◆ OBJECTIVE
From the listing below, copy every line with the word "très".
··· SUPPLIED ENTRIES
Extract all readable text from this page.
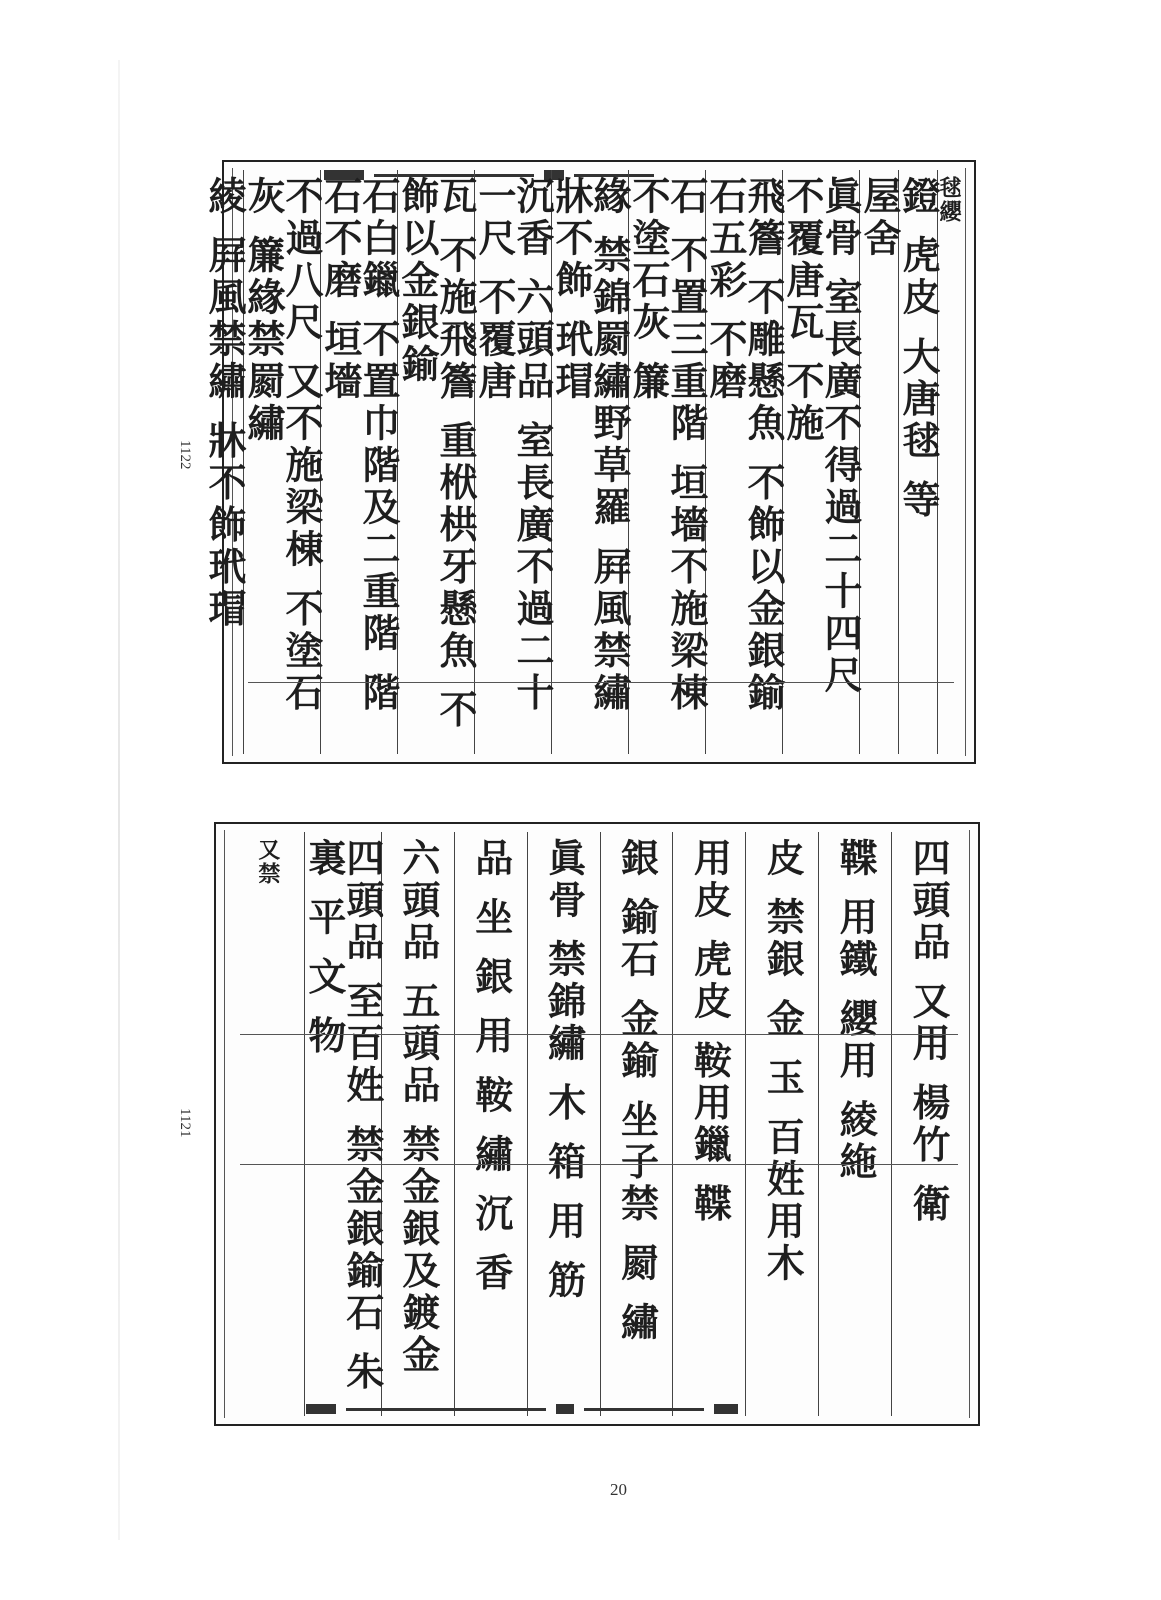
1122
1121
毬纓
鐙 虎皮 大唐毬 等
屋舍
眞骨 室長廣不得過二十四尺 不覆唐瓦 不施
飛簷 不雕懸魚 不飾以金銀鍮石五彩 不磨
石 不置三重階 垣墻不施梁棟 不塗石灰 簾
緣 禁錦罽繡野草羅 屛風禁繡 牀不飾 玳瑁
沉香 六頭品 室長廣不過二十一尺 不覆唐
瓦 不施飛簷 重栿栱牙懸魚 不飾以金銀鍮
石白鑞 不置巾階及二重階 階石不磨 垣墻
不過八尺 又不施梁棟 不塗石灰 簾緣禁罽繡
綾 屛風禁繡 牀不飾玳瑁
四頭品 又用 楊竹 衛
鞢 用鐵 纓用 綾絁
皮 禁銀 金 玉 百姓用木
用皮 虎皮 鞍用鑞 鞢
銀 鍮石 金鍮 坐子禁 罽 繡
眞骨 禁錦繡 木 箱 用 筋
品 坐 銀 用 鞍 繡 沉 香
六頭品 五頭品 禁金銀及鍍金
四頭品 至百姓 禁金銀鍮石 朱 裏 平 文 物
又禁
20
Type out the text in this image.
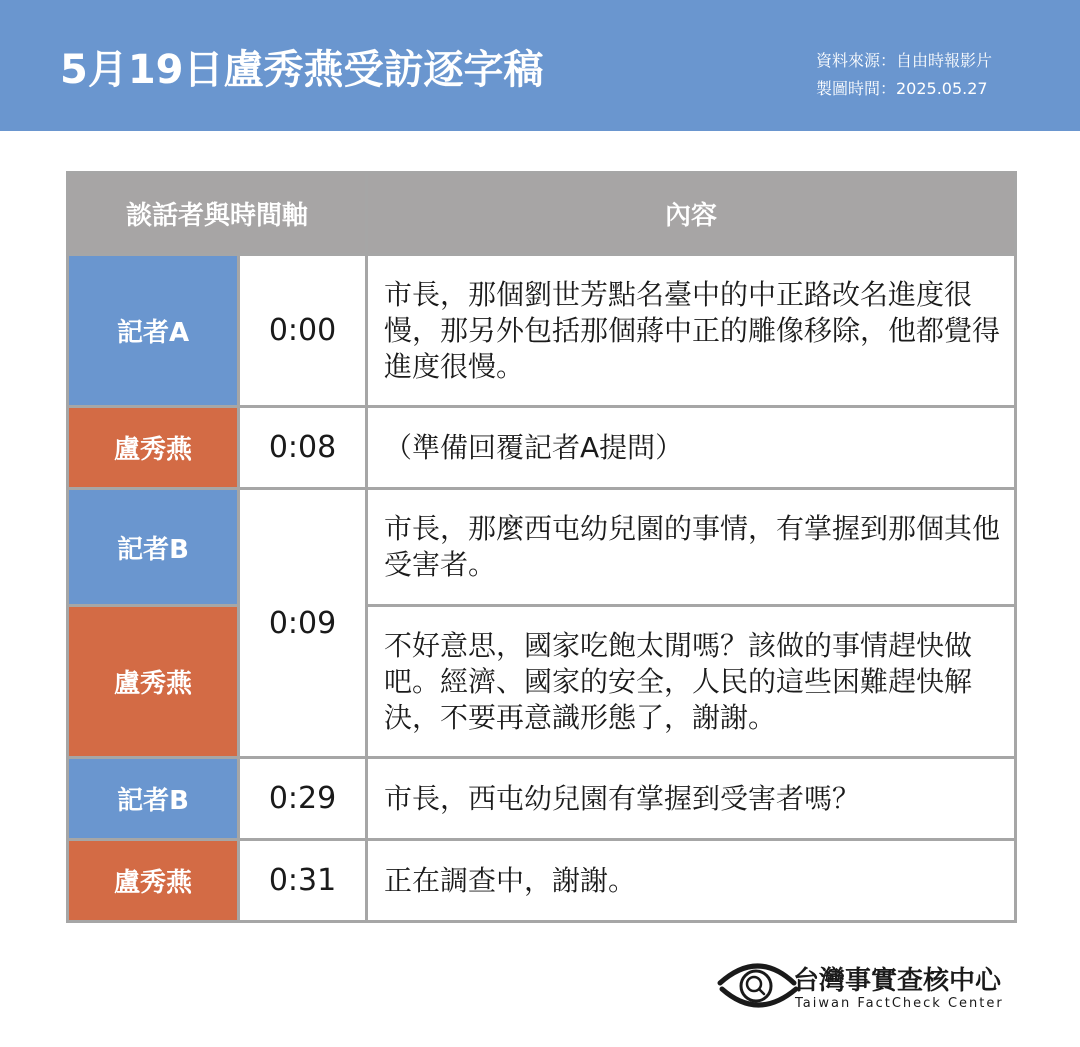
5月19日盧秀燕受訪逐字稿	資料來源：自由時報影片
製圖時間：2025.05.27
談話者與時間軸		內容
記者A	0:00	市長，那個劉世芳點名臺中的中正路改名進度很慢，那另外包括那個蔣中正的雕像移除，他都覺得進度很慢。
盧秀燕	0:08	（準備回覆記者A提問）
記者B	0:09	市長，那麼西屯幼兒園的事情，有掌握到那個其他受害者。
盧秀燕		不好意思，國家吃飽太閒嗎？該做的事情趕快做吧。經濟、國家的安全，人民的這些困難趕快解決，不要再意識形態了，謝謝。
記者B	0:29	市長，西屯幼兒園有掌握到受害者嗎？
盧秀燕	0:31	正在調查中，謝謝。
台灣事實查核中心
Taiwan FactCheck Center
······
··· SUPPLIED ENTRIES
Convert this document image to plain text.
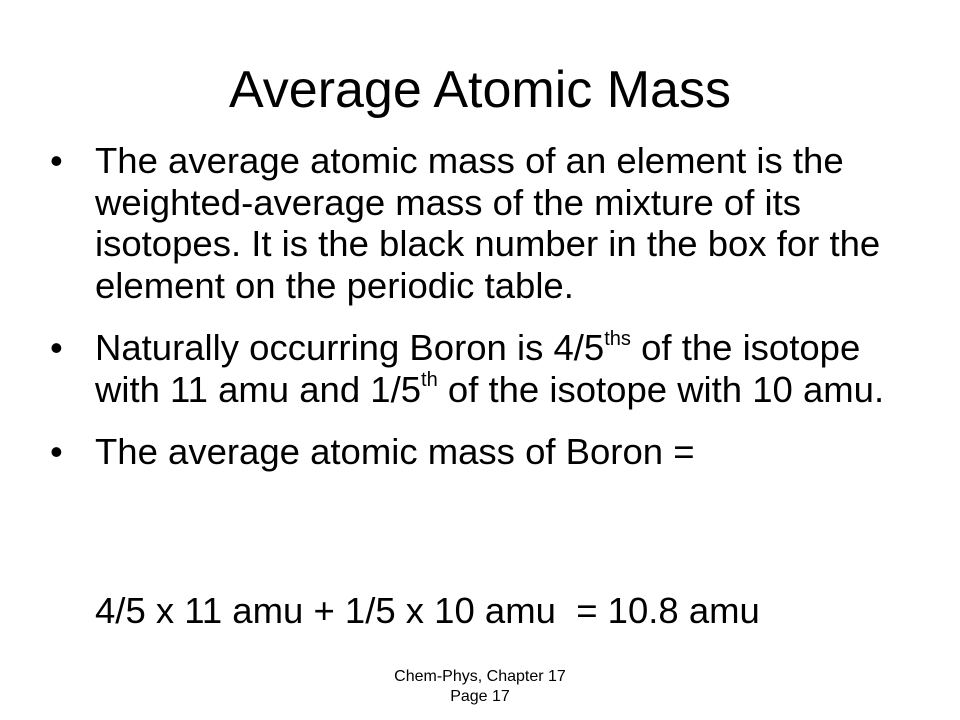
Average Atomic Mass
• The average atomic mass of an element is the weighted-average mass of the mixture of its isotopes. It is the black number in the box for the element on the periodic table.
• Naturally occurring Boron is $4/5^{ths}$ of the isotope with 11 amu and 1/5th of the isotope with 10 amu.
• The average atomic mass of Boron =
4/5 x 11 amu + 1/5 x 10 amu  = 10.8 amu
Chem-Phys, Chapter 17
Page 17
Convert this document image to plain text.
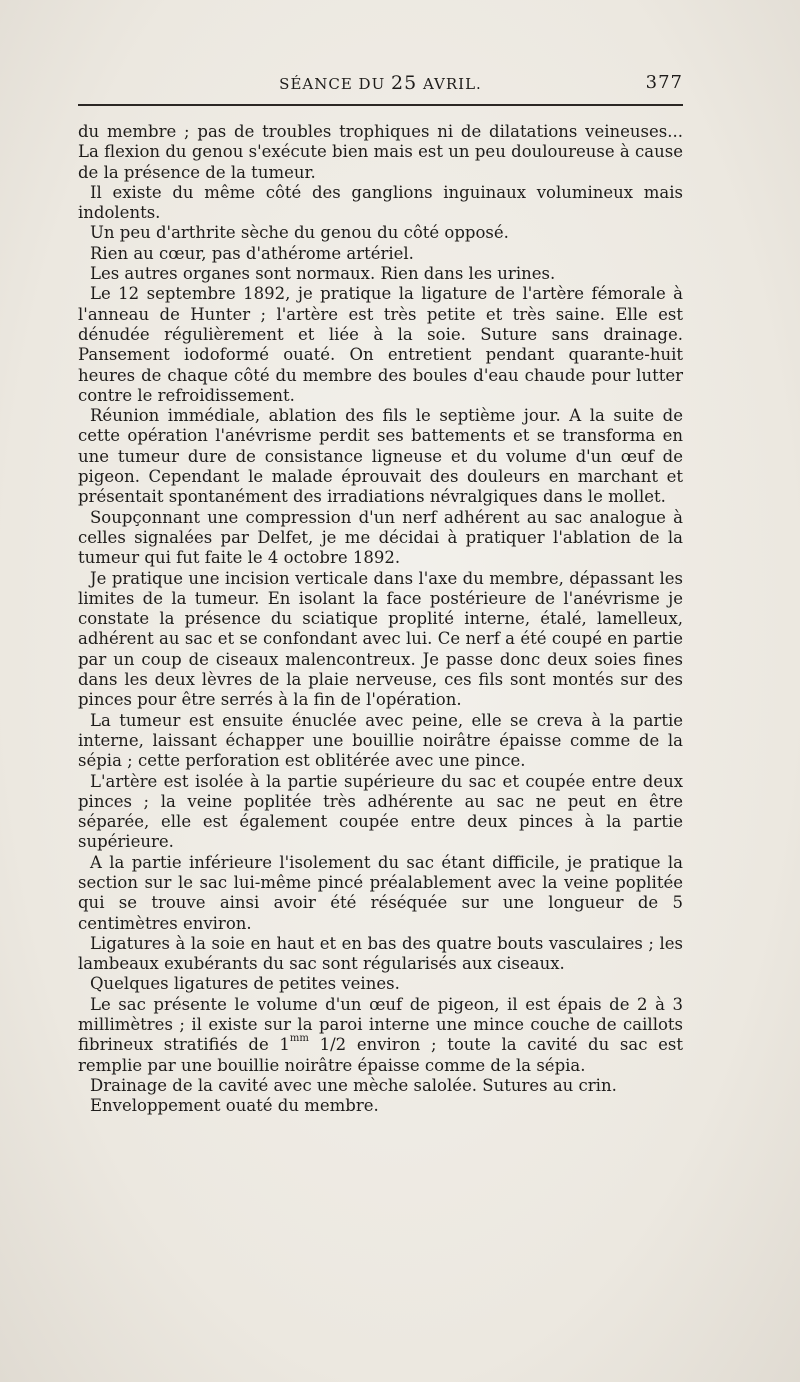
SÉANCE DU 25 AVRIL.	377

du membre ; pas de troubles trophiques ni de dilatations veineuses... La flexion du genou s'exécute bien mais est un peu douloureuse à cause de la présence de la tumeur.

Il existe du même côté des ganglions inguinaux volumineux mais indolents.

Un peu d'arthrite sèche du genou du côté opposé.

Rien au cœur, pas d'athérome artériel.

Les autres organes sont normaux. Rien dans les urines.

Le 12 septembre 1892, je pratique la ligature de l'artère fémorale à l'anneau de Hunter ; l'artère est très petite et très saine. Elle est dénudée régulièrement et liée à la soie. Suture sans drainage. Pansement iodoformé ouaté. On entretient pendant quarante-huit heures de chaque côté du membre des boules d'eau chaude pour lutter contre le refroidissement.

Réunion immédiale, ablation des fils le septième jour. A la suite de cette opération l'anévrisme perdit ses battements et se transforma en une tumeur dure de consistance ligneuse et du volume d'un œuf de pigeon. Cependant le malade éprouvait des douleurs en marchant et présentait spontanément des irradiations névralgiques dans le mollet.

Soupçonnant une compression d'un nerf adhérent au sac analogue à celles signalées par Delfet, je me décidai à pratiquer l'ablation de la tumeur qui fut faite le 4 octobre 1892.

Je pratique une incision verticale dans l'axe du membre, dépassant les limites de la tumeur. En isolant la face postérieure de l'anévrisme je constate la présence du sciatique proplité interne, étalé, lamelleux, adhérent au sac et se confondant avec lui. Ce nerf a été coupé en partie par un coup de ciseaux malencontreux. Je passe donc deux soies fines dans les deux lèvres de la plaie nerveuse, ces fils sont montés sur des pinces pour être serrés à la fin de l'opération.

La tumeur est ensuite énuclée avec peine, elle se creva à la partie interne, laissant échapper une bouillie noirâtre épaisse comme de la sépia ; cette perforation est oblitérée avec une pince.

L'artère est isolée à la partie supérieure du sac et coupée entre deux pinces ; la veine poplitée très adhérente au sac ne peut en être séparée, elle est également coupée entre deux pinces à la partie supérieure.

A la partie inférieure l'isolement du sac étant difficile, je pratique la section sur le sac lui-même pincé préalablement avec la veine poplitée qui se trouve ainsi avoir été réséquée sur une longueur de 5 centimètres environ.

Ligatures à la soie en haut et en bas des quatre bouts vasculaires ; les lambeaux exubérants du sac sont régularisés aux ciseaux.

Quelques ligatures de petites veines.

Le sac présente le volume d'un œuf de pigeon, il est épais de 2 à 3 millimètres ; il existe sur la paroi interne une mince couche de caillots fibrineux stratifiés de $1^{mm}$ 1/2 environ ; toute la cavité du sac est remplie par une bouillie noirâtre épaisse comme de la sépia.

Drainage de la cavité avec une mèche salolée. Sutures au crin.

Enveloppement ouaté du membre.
······
··· SUPPLIED ENTRIES
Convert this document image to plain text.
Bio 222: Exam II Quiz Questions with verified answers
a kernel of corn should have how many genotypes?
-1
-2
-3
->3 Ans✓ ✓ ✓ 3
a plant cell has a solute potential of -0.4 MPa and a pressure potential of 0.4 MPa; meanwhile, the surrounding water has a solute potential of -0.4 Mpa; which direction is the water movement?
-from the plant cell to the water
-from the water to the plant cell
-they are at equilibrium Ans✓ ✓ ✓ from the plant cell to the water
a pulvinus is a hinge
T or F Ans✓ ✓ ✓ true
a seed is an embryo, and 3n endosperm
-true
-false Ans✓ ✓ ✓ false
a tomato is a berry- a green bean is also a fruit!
······
◆ WRITTEN SOLUTION
Le 12 septembre 1892, je pratique la ligature de l'artère fémorale à l'anneau de Hunter ; l'artère est très petite et très saine. Elle est dénudée régulièrement et liée à la soie. Suture sans drainage. Pansement iodoformé ouaté. On entretient pendant quarante-huit heures de chaque côté du membre des boules d'eau chaude pour lutter contre le refroidissement.
L'artère est isolée à la partie supérieure du sac et coupée entre deux pinces ; la veine poplitée très adhérente au sac ne peut en être séparée, elle est également coupée entre deux pinces à la partie supérieure.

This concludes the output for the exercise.